→ Task directions
Write out all records as given; omit images.

→ Material shown

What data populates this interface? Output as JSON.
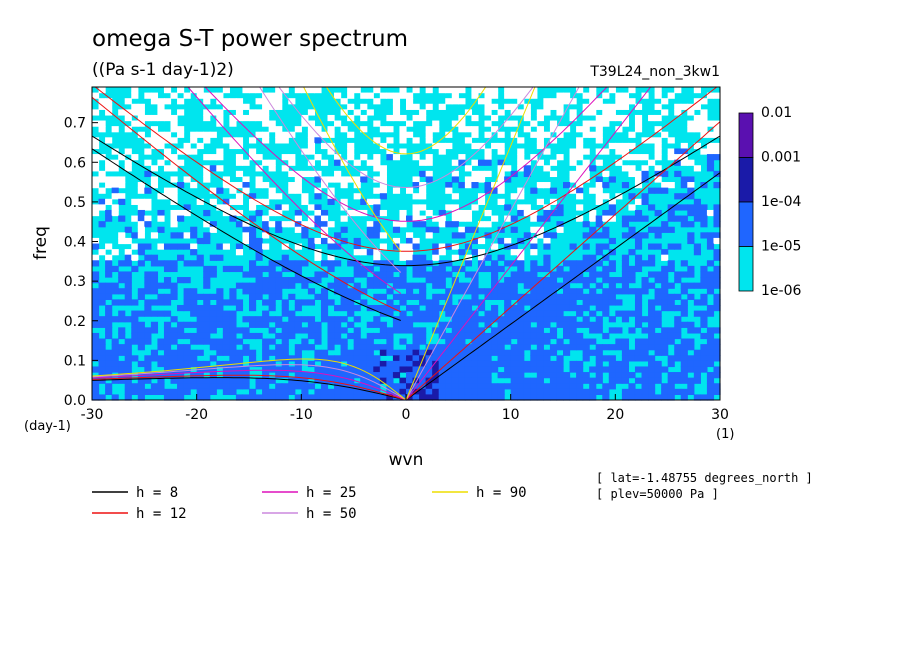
{
  "chart_data": {
    "type": "heatmap",
    "title": "omega S-T power spectrum",
    "subtitle": "((Pa s-1 day-1)2)",
    "run_label": "T39L24_non_3kw1",
    "xlabel": "wvn",
    "ylabel": "freq",
    "x_unit": "(1)",
    "y_unit": "(day-1)",
    "xlim": [
      -30,
      30
    ],
    "ylim": [
      0.0,
      0.79
    ],
    "x_ticks": [
      "-30",
      "-20",
      "-10",
      "0",
      "10",
      "20",
      "30"
    ],
    "x_tick_values": [
      -30,
      -20,
      -10,
      0,
      10,
      20,
      30
    ],
    "y_ticks": [
      "0.0",
      "0.1",
      "0.2",
      "0.3",
      "0.4",
      "0.5",
      "0.6",
      "0.7"
    ],
    "y_tick_values": [
      0.0,
      0.1,
      0.2,
      0.3,
      0.4,
      0.5,
      0.6,
      0.7
    ],
    "colorbar": {
      "levels": [
        "0.01",
        "0.001",
        "1e-04",
        "1e-05",
        "1e-06"
      ],
      "colors": [
        "#5a10b0",
        "#1a1aa8",
        "#1f66ff",
        "#00e5ee"
      ]
    },
    "dispersion_curves": [
      {
        "name": "h =  8",
        "h": 8,
        "color": "#000000"
      },
      {
        "name": "h = 12",
        "h": 12,
        "color": "#ee1111"
      },
      {
        "name": "h = 25",
        "h": 25,
        "color": "#dd11bb"
      },
      {
        "name": "h = 50",
        "h": 50,
        "color": "#cc88dd"
      },
      {
        "name": "h = 90",
        "h": 90,
        "color": "#eedd00"
      }
    ],
    "annotations": [
      "[ lat=-1.48755 degrees_north ]",
      "[ plev=50000 Pa ]"
    ]
  }
}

→ Worked solution
What data populates this interface? Output as JSON.
{
  "chart_data": {
    "type": "heatmap",
    "title": "omega S-T power spectrum",
    "subtitle": "((Pa s-1 day-1)2)",
    "run_label": "T39L24_non_3kw1",
    "xlabel": "wvn",
    "ylabel": "freq",
    "x_unit": "(1)",
    "y_unit": "(day-1)",
    "xlim": [
      -30,
      30
    ],
    "ylim": [
      0.0,
      0.79
    ],
    "x_ticks": [
      "-30",
      "-20",
      "-10",
      "0",
      "10",
      "20",
      "30"
    ],
    "x_tick_values": [
      -30,
      -20,
      -10,
      0,
      10,
      20,
      30
    ],
    "y_ticks": [
      "0.0",
      "0.1",
      "0.2",
      "0.3",
      "0.4",
      "0.5",
      "0.6",
      "0.7"
    ],
    "y_tick_values": [
      0.0,
      0.1,
      0.2,
      0.3,
      0.4,
      0.5,
      0.6,
      0.7
    ],
    "colorbar": {
      "levels": [
        "0.01",
        "0.001",
        "1e-04",
        "1e-05",
        "1e-06"
      ],
      "colors": [
        "#5a10b0",
        "#1a1aa8",
        "#1f66ff",
        "#00e5ee"
      ]
    },
    "dispersion_curves": [
      {
        "name": "h =  8",
        "h": 8,
        "color": "#000000"
      },
      {
        "name": "h = 12",
        "h": 12,
        "color": "#ee1111"
      },
      {
        "name": "h = 25",
        "h": 25,
        "color": "#dd11bb"
      },
      {
        "name": "h = 50",
        "h": 50,
        "color": "#cc88dd"
      },
      {
        "name": "h = 90",
        "h": 90,
        "color": "#eedd00"
      }
    ],
    "annotations": [
      "[ lat=-1.48755 degrees_north ]",
      "[ plev=50000 Pa ]"
    ]
  }
}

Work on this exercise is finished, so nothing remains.